[Records drawn from a dataset]

- - - - - - -

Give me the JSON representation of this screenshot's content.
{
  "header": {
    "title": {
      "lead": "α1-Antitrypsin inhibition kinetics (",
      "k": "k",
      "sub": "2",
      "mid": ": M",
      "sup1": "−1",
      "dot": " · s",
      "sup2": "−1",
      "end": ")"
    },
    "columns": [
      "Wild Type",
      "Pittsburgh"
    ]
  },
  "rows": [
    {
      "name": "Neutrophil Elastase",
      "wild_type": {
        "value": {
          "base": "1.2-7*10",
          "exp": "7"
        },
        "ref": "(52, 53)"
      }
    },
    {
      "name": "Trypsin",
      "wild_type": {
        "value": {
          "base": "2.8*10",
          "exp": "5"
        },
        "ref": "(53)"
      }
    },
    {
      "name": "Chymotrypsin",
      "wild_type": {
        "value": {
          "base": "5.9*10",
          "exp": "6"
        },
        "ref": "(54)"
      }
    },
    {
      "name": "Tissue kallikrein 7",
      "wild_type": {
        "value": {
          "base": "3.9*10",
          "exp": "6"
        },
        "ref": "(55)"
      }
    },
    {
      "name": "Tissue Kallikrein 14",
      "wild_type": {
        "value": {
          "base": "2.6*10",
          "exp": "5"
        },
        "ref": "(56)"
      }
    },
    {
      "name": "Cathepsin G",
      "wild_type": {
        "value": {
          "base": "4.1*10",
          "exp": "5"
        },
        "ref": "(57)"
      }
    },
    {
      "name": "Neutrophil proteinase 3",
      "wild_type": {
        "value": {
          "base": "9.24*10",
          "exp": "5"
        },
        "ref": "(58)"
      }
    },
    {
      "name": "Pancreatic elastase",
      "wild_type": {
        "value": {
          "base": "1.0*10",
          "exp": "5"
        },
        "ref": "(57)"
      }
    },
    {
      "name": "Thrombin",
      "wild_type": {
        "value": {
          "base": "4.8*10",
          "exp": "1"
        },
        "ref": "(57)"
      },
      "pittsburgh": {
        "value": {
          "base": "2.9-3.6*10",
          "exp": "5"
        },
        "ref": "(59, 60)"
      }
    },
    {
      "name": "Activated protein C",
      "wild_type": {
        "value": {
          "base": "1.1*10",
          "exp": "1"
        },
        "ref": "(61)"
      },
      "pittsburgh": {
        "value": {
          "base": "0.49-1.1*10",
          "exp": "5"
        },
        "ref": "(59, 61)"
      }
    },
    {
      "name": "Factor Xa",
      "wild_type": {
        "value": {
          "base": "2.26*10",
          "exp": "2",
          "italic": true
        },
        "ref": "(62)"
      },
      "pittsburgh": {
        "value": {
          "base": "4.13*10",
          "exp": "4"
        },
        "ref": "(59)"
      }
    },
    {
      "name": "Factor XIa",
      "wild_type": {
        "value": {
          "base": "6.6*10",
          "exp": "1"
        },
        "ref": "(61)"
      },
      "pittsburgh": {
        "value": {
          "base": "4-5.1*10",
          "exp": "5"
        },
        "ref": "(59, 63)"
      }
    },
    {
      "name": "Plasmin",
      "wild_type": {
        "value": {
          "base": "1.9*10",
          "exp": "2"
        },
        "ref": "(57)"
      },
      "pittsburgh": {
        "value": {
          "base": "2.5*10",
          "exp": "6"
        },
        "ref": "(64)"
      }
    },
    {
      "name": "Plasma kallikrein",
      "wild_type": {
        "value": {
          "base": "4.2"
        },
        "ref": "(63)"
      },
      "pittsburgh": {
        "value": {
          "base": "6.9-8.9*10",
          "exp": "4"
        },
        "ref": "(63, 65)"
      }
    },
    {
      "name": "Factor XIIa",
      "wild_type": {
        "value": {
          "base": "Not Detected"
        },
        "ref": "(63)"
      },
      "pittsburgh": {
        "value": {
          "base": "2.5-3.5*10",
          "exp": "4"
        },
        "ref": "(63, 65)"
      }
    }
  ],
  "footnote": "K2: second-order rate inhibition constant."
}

- - - - - - -

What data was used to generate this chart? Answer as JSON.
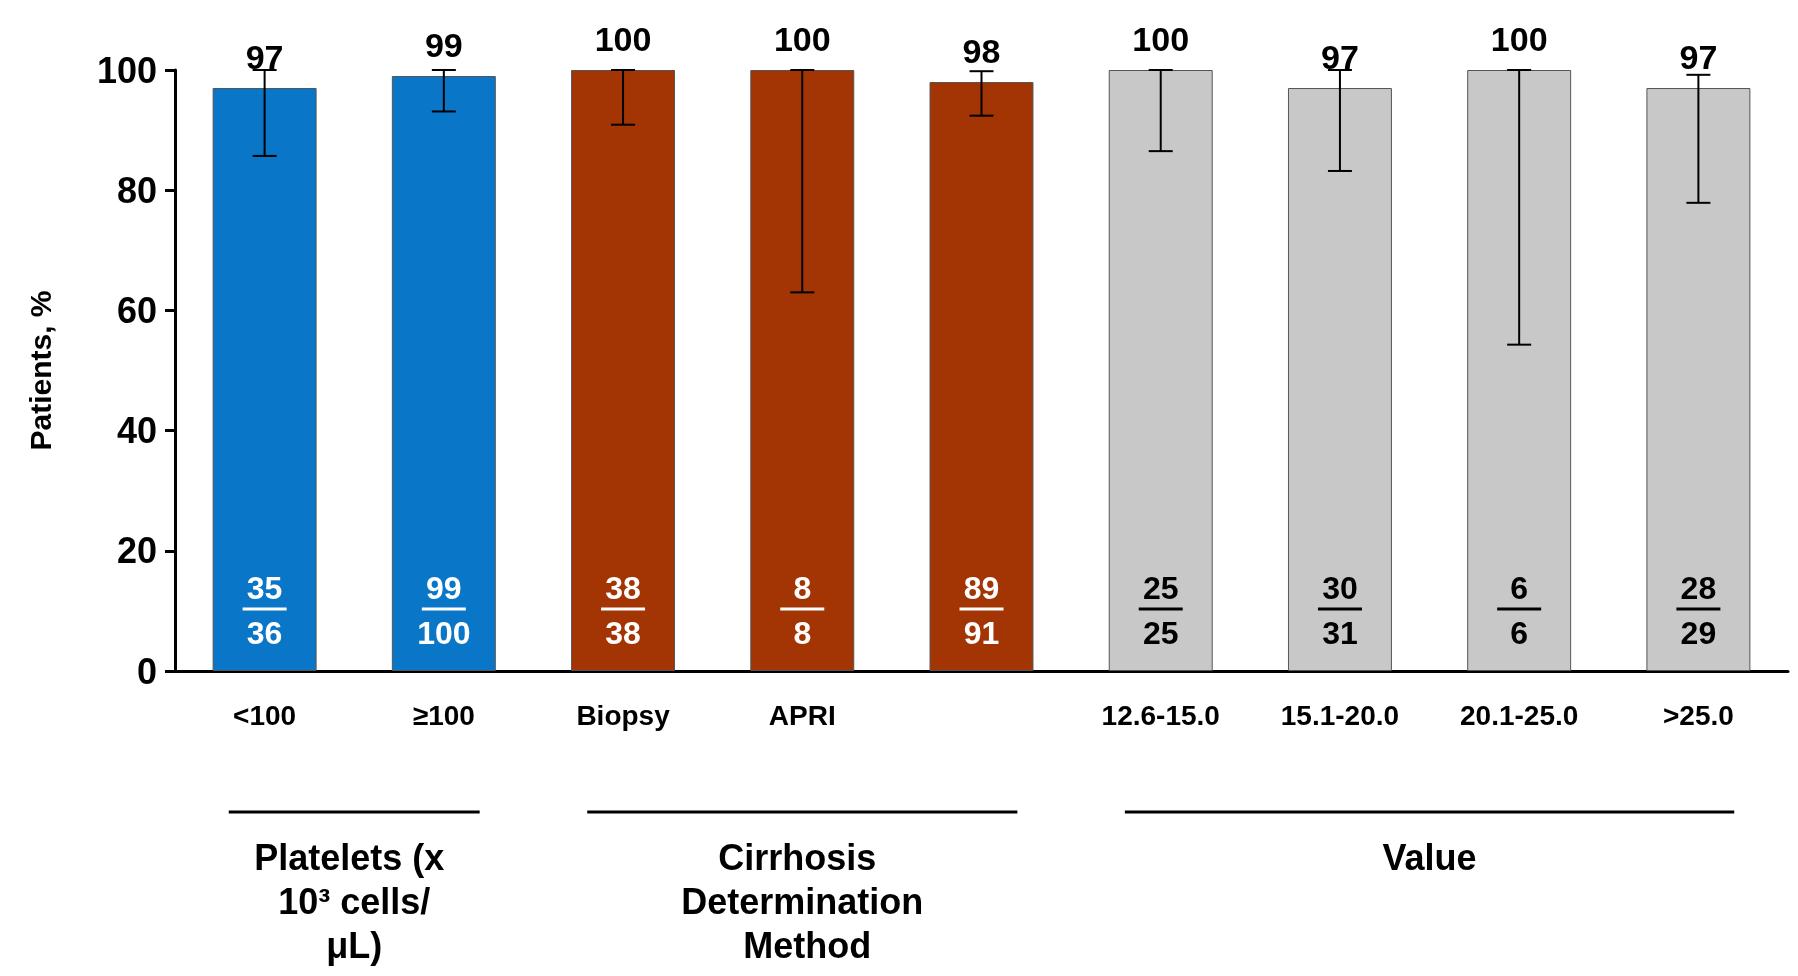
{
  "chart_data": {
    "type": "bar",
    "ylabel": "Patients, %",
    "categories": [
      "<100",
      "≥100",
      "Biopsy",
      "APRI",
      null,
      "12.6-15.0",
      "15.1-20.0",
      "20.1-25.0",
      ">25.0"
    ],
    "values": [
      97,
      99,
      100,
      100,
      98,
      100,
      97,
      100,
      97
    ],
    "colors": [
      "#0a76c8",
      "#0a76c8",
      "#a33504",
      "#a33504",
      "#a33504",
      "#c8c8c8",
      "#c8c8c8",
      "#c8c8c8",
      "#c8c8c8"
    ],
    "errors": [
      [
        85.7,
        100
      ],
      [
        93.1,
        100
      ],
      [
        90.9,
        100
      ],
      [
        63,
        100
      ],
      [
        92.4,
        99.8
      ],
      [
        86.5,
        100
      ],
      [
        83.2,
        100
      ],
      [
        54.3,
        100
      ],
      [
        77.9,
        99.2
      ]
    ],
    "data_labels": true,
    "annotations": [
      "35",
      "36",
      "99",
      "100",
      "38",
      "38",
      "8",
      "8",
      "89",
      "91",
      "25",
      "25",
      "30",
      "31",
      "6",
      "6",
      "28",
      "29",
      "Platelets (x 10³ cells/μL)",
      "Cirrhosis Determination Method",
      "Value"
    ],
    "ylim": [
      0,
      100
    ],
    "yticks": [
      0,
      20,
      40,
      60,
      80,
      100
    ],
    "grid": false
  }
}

- - - - - - -

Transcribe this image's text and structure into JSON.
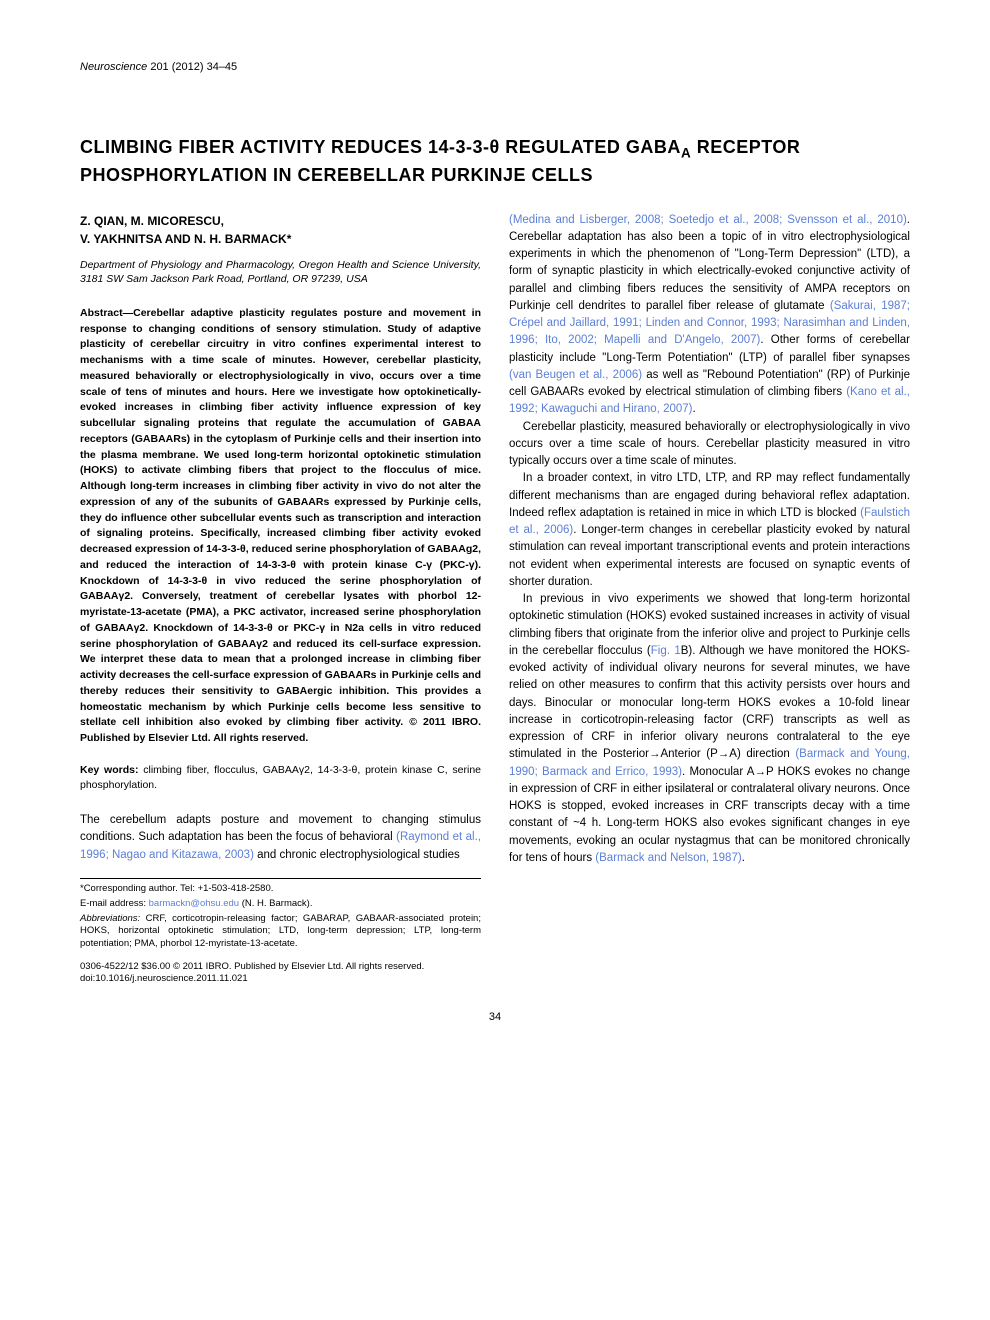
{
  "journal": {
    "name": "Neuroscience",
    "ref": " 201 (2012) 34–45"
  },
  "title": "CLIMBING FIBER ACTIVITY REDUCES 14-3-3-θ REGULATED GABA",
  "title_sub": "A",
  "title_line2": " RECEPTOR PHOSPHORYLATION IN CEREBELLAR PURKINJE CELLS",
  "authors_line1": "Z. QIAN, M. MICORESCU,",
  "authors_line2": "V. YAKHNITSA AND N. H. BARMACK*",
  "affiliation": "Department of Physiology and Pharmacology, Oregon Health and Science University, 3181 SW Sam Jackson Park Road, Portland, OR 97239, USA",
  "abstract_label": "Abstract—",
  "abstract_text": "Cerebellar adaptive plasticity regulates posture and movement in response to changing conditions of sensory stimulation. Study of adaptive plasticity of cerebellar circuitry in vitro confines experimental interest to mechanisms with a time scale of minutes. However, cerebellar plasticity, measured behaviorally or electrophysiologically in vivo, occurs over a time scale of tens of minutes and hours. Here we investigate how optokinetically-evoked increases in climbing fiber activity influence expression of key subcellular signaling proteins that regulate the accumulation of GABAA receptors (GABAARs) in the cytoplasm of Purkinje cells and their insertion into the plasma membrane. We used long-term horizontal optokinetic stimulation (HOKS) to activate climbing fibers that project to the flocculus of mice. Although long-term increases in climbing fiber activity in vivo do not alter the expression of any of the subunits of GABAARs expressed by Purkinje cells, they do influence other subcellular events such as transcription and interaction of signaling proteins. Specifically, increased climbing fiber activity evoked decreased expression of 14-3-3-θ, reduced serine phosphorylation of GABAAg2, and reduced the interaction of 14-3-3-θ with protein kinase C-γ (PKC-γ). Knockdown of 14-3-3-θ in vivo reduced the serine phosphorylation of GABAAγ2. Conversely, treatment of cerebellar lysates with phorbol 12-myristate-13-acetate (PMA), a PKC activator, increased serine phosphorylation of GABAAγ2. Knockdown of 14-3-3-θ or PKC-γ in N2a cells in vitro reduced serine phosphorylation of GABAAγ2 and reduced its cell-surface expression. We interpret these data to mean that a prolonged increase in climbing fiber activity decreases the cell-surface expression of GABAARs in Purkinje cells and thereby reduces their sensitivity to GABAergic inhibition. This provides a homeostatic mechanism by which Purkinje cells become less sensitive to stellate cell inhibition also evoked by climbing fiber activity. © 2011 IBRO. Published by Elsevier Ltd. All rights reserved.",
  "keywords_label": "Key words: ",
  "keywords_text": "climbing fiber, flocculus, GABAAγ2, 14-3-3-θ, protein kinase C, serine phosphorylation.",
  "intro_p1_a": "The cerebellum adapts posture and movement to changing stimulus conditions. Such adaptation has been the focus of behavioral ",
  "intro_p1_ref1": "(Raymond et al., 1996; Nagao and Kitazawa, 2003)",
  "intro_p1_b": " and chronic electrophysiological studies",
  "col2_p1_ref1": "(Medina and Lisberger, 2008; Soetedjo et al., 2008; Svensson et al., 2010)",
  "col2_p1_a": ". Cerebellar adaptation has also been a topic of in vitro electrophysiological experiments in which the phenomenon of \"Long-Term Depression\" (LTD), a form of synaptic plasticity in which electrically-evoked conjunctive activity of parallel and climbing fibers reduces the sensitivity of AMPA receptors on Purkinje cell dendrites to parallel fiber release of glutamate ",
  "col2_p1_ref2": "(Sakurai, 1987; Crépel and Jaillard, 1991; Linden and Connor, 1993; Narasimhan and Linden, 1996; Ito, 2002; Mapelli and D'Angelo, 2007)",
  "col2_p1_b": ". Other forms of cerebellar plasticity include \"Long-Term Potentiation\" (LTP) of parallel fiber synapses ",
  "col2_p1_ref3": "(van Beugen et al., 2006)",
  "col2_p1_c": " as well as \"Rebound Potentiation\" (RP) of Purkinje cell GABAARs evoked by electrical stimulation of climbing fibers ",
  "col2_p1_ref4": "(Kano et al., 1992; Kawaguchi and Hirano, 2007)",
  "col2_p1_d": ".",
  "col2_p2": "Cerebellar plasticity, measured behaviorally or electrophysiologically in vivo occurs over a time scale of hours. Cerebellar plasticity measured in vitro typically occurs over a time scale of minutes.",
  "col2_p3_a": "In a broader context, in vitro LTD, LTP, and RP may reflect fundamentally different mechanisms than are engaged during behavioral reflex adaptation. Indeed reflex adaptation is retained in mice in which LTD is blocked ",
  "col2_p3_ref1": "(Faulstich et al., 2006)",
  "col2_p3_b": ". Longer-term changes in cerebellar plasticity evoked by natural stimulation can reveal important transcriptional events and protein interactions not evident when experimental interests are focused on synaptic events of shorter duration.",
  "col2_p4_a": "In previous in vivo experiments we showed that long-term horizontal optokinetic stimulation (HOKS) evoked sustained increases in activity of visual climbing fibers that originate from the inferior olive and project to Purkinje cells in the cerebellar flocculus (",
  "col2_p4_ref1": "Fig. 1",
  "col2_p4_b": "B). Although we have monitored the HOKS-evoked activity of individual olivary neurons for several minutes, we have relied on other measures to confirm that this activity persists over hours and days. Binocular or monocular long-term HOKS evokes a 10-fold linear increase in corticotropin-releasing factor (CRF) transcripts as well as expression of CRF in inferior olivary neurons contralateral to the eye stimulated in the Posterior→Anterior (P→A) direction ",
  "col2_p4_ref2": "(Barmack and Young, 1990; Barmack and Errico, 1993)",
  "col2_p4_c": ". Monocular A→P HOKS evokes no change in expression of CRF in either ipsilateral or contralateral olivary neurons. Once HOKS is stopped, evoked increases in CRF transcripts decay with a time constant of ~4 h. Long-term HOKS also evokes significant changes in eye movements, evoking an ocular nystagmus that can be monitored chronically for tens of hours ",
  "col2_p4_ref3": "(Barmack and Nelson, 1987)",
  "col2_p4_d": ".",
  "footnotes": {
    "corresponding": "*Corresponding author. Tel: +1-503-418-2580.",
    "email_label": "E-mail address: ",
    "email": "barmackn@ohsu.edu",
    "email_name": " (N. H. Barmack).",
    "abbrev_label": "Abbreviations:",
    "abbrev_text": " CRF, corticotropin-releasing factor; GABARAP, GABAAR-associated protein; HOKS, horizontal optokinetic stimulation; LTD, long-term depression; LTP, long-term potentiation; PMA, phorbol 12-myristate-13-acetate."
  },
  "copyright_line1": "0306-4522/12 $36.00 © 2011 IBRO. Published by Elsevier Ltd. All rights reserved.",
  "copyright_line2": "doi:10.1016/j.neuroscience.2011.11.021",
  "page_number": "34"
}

- - - - - - -

### Problem statement
Compute the number of lines in the records that contain the string "monitored", and return that number alone.

### Solved exercise
2